Directions — Look for the string "style" in every line, and copy each line that has it.

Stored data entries
━━━━

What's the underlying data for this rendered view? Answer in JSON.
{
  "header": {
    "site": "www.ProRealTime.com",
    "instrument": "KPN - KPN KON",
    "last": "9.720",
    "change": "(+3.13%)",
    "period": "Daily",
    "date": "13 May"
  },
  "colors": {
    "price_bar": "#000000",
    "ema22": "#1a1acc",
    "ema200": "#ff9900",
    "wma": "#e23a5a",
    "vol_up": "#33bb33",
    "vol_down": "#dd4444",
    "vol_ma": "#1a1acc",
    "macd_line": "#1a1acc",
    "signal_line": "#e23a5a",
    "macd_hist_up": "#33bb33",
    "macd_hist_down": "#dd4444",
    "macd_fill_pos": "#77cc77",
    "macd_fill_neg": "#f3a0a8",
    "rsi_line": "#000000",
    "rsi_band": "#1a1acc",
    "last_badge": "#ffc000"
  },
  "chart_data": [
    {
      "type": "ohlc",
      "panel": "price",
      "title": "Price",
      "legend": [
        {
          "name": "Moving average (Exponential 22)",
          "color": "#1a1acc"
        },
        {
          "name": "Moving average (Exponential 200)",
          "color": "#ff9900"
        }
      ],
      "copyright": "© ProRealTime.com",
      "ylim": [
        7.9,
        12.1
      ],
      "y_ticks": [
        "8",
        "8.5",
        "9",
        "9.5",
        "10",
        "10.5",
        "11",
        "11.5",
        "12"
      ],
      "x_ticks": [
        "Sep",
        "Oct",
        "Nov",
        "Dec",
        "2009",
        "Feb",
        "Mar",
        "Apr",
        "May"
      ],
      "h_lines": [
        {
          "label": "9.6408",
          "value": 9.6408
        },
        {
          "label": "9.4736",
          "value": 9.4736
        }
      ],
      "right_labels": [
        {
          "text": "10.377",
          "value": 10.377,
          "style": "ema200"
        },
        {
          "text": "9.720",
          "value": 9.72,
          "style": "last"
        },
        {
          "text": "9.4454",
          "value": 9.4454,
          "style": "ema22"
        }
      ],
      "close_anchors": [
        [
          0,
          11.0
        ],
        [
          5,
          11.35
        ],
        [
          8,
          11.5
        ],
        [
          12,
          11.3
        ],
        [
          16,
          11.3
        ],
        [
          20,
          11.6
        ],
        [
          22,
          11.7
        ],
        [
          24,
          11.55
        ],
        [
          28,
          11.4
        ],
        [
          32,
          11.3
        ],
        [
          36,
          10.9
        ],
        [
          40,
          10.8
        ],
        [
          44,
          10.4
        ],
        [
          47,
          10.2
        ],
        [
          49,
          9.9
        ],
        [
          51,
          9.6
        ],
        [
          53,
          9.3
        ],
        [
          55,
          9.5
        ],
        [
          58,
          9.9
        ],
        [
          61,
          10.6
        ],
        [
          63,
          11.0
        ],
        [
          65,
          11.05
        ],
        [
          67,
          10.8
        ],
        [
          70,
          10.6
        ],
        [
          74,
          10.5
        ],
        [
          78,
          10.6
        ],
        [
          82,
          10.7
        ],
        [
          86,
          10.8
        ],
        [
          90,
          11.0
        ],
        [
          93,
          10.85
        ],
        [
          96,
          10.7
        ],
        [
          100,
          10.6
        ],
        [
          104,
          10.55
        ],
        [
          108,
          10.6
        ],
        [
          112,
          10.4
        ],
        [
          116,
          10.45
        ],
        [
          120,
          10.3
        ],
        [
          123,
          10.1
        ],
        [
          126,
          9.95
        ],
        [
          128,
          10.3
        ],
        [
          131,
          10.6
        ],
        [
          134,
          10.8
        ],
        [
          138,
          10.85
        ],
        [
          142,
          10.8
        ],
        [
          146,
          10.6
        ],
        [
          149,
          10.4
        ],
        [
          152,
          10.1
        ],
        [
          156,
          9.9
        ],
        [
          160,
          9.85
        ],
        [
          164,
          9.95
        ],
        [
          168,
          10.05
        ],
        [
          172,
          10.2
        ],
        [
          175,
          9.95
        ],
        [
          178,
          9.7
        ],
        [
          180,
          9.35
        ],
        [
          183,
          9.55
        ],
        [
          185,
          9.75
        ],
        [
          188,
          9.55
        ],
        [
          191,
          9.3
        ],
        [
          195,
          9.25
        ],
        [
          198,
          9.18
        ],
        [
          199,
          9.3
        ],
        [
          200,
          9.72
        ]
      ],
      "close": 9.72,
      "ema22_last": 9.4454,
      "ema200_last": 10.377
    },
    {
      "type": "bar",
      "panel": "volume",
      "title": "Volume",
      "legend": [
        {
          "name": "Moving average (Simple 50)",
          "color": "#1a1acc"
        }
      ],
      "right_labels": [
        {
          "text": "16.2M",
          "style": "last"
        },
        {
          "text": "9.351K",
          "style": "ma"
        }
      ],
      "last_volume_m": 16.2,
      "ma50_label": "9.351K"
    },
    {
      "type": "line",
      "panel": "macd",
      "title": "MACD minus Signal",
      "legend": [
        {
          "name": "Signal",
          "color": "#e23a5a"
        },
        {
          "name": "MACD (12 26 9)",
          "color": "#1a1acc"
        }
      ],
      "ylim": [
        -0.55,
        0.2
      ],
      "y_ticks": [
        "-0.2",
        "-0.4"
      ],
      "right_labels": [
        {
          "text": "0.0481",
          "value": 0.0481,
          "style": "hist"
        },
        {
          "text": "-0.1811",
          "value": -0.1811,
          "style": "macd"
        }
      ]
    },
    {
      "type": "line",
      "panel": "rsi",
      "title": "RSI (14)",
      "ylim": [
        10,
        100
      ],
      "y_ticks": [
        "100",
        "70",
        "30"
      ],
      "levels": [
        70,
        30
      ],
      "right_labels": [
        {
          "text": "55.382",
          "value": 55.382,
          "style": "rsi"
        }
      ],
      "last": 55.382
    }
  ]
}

━━━━

Result below —
          "style": "ema200"
          "style": "last"
          "style": "ema22"
          "style": "last"
          "style": "ma"
          "style": "hist"
          "style": "macd"
          "style": "rsi"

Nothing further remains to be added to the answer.